-- Begin Selected passage --

His first official day as principal was July 1.
His background includes a master’s degree in educational psychology from the University of Memphis, and his educational experience spans 17 years since his start as a teacher. He has also been an assistant principal at both the middle and high school levels.
Before his work at Bon Lin, he served as Elmore Park Middle School’s assistant principal. Kay Williams was Bon Lin’s principal at that time and was also McClellan’s across-the-street neighbor. When her school needed another assistant principal, she pitched the idea to McClellan. The prospect appealed to him immediately.
“I’d always kind of wanted to do elementary – I think that’s kind of where my heart was. So she said, ‘Do you want to come to my school?’ And I was like, ‘Absolutely.’”
He’s equally pleased to move up to his school’s top administrative office. “As an educator, when you get into administration it’s always your goal to be a principal. You like to take all your educational experiences and all the relationships that you’ve built over the years with family, friends and teachers and then kind of want to put your own stamp on the school.”
The priorities
He plans to concentrate on three main areas this year. First, school safety is a priority in light of security issues that have happened at many U.S. schools. That includes practicing lock-down drills and updating procedures.
The second thing will be a stronger focus on student achievement, particularly when it comes to helping students who are struggling academically before they get too lost. But he said such intervention also extends to all students. All children get at least an hour of daily intervention, he said.
“We’re going to focus on leaving those students with their homeroom teachers and not moving them as much, so they can get more instruction from their homeroom teachers.”

-- End Selected passage --

> [Written exercise]:
Write the next part of the article on Bon Lin's new principal, starting after its last sentence. The items that come next are separate material and are not part of the article on Bon Lin's new principal.

-- Begin Provided information --

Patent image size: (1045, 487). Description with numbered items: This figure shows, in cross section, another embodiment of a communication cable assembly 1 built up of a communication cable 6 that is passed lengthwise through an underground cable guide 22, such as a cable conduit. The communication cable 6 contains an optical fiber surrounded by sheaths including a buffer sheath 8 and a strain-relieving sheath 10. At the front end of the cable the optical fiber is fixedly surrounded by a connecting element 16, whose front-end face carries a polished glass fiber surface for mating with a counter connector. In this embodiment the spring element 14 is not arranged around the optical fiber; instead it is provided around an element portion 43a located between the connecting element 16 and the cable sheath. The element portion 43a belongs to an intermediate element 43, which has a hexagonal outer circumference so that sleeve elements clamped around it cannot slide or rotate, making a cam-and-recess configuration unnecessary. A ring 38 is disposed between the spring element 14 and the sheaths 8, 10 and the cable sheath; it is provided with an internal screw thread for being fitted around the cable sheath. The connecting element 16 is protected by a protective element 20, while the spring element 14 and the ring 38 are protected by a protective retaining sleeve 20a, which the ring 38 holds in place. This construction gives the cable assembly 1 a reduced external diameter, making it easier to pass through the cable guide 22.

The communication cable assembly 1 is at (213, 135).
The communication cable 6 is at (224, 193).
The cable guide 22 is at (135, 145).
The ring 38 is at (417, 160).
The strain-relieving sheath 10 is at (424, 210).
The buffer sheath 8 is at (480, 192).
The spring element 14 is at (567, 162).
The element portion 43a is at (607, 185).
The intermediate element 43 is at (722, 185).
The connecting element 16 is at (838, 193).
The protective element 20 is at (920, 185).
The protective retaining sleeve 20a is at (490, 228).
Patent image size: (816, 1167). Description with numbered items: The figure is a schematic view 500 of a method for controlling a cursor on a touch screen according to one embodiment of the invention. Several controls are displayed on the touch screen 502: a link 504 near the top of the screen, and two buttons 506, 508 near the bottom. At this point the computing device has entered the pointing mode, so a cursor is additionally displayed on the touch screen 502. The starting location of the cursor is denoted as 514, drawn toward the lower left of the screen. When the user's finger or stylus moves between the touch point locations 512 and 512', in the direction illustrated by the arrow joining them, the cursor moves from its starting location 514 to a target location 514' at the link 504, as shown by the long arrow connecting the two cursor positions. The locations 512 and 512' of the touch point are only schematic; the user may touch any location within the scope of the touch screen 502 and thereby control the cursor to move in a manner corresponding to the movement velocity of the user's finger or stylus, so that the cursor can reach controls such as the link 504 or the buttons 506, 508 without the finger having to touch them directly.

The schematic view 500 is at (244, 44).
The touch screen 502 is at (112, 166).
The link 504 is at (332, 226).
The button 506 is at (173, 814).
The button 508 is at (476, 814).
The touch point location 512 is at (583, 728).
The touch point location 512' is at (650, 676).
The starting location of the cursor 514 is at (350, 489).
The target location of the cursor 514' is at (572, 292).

-- End Provided information --

> [Result of this exercise]:
Third, he plans for the school to be really “just all about the kids.” That includes student spotlights, as well as using a large whiteboard in the principal’s office, where students can come in and autograph with permanent markers when they go above and beyond. Their signatures will stay up all school year, and school officials will take their pictures as they sign.
The theme for the year is to “Be Your Bon Lin Best Every Day.” That’s whatever the student’s best is, he said. “If a C is your best, then that’s the best. If straight As are your best, then we’re going to get a little bit more out of you. So we’re going to be all about the kids.”
When he met with teachers last Wednesday morning, he encouraged them to get to know their students better – not just their academic struggles, but what makes them tick. “If we’re not sitting kids down and looking in their eyes and finding out what they want to be in life, what scares them, how they feel when they make mistakes, then that’s where we need to go.”
McClellan explained the concept. “When a kid can come to school and know that he or she is loved, that their teacher is going to listen to them and accept them for how they come in the building, and then make sure that they can make mistakes – because they’re going to make mistakes, either behaviorally or academically they’re going to make mistakes – but they’re going to know that we’re going to support them and not just criticize and punish them. It’s just so important to me.”
The challenges
Among the challenge that Tennessee educators will be facing are the new science standards, he said. This year will be a year of exploration of those changes before they officially go into effect for the 2019-20 school year.
There are also some new observations for literacy for the younger grades, McClellan said. Teachers’ work has been examined with care for years as part of the team rubric, but they will be observed through a different lens for literacy this year. That will be a change for the teachers.
He explained that teacher observations are based on the TNReady tests and their previous year of work. They get a raw score of where they fall between Levels 1 and 5, and that level determines the frequency at which their work is observed. The new element this year in those observations is focusing on literacy and writing for the younger grades.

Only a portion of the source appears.